Records shown
=======

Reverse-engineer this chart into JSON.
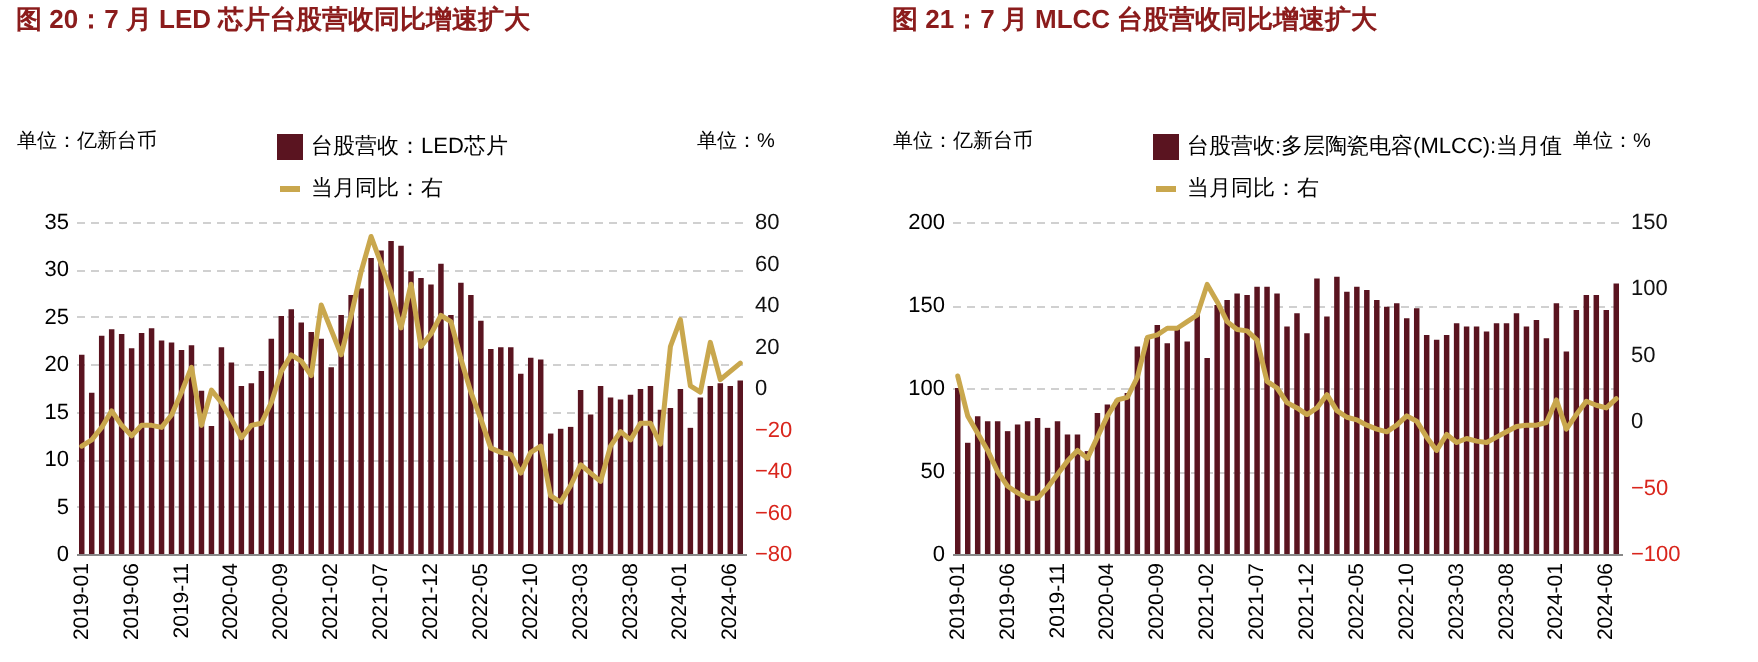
{
  "chart_data": [
    {
      "type": "bar",
      "title": "图 20：7 月 LED 芯片台股营收同比增速扩大",
      "ylabel": "单位：亿新台币",
      "y2label": "单位：%",
      "categories": [
        "2019-01",
        null,
        null,
        null,
        null,
        "2019-06",
        null,
        null,
        null,
        null,
        "2019-11",
        null,
        null,
        null,
        null,
        "2020-04",
        null,
        null,
        null,
        null,
        "2020-09",
        null,
        null,
        null,
        null,
        "2021-02",
        null,
        null,
        null,
        null,
        "2021-07",
        null,
        null,
        null,
        null,
        "2021-12",
        null,
        null,
        null,
        null,
        "2022-05",
        null,
        null,
        null,
        null,
        "2022-10",
        null,
        null,
        null,
        null,
        "2023-03",
        null,
        null,
        null,
        null,
        "2023-08",
        null,
        null,
        null,
        null,
        "2024-01",
        null,
        null,
        null,
        null,
        "2024-06",
        null
      ],
      "series": [
        {
          "name": "台股营收：LED芯片",
          "color": "#5a1420",
          "values": [
            21,
            17,
            23,
            23.7,
            23.2,
            21.7,
            23.3,
            23.8,
            22.5,
            22.3,
            21.5,
            22,
            17.2,
            13.5,
            21.8,
            20.2,
            17.7,
            18,
            19.3,
            22.7,
            25.1,
            25.8,
            24.4,
            23.4,
            22.7,
            19.7,
            25.2,
            27.3,
            28,
            31.2,
            32,
            33,
            32.5,
            29.8,
            29.1,
            28.4,
            30.6,
            25.2,
            28.6,
            27.3,
            24.6,
            21.6,
            21.8,
            21.8,
            19,
            20.7,
            20.5,
            12.7,
            13.2,
            13.4,
            17.3,
            14.7,
            17.7,
            16.5,
            16.3,
            16.8,
            17.4,
            17.7,
            15.2,
            15.4,
            17.4,
            13.3,
            16.5,
            17.7,
            18,
            17.7,
            18.3
          ]
        },
        {
          "name": "当月同比：右",
          "type": "line",
          "axis": "y2",
          "color": "#c9a74d",
          "values": [
            -28,
            -25,
            -19,
            -11,
            -18,
            -23,
            -18,
            -18,
            -19,
            -13,
            -2,
            10,
            -18,
            -1,
            -7,
            -15,
            -24,
            -18,
            -17,
            -7,
            8,
            16,
            13,
            6,
            40,
            28,
            16,
            35,
            56,
            73,
            60,
            46,
            29,
            50,
            20,
            26,
            35,
            32,
            14,
            -2,
            -15,
            -29,
            -31,
            -32,
            -41,
            -31,
            -28,
            -52,
            -55,
            -47,
            -37,
            -41,
            -45,
            -28,
            -21,
            -25,
            -17,
            -17,
            -27,
            20,
            33,
            1,
            -2,
            22,
            4,
            8,
            12
          ]
        }
      ],
      "ylim": [
        0,
        35
      ],
      "yticks": [
        0,
        5,
        10,
        15,
        20,
        25,
        30,
        35
      ],
      "y2lim": [
        -80,
        80
      ],
      "y2ticks": [
        -80,
        -60,
        -40,
        -20,
        0,
        20,
        40,
        60,
        80
      ],
      "grid": "y",
      "legend": "top"
    },
    {
      "type": "bar",
      "title": "图 21：7 月 MLCC 台股营收同比增速扩大",
      "ylabel": "单位：亿新台币",
      "y2label": "单位：%",
      "categories": [
        "2019-01",
        null,
        null,
        null,
        null,
        "2019-06",
        null,
        null,
        null,
        null,
        "2019-11",
        null,
        null,
        null,
        null,
        "2020-04",
        null,
        null,
        null,
        null,
        "2020-09",
        null,
        null,
        null,
        null,
        "2021-02",
        null,
        null,
        null,
        null,
        "2021-07",
        null,
        null,
        null,
        null,
        "2021-12",
        null,
        null,
        null,
        null,
        "2022-05",
        null,
        null,
        null,
        null,
        "2022-10",
        null,
        null,
        null,
        null,
        "2023-03",
        null,
        null,
        null,
        null,
        "2023-08",
        null,
        null,
        null,
        null,
        "2024-01",
        null,
        null,
        null,
        null,
        "2024-06",
        null
      ],
      "series": [
        {
          "name": "台股营收:多层陶瓷电容(MLCC):当月值",
          "color": "#5a1420",
          "values": [
            100,
            67,
            83,
            80,
            80,
            74,
            78,
            80,
            82,
            76,
            80,
            72,
            72,
            62,
            85,
            90,
            93,
            97,
            125,
            130,
            138,
            127,
            136,
            128,
            145,
            118,
            150,
            153,
            157,
            156,
            161,
            161,
            157,
            137,
            145,
            133,
            166,
            143,
            167,
            158,
            161,
            159,
            153,
            149,
            151,
            142,
            148,
            132,
            129,
            132,
            139,
            137,
            137,
            134,
            139,
            139,
            145,
            137,
            141,
            130,
            151,
            122,
            147,
            156,
            156,
            147,
            163
          ]
        },
        {
          "name": "当月同比：右",
          "type": "line",
          "axis": "y2",
          "color": "#c9a74d",
          "values": [
            34,
            4,
            -9,
            -22,
            -38,
            -49,
            -54,
            -58,
            -58,
            -50,
            -40,
            -30,
            -22,
            -28,
            -12,
            4,
            16,
            18,
            33,
            63,
            65,
            70,
            70,
            75,
            80,
            103,
            90,
            75,
            69,
            68,
            61,
            30,
            25,
            14,
            10,
            5,
            10,
            20,
            8,
            3,
            1,
            -3,
            -6,
            -8,
            -3,
            4,
            0,
            -12,
            -22,
            -10,
            -16,
            -13,
            -15,
            -16,
            -12,
            -8,
            -4,
            -3,
            -3,
            -1,
            16,
            -6,
            5,
            15,
            12,
            10,
            17
          ]
        }
      ],
      "ylim": [
        0,
        200
      ],
      "yticks": [
        0,
        50,
        100,
        150,
        200
      ],
      "y2lim": [
        -100,
        150
      ],
      "y2ticks": [
        -100,
        -50,
        0,
        50,
        100,
        150
      ],
      "grid": "y",
      "legend": "top"
    }
  ]
}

=======

What to do
In the data above, how many lines contain the string "MLCC"? Answer with the number only.

Response to the exercise
2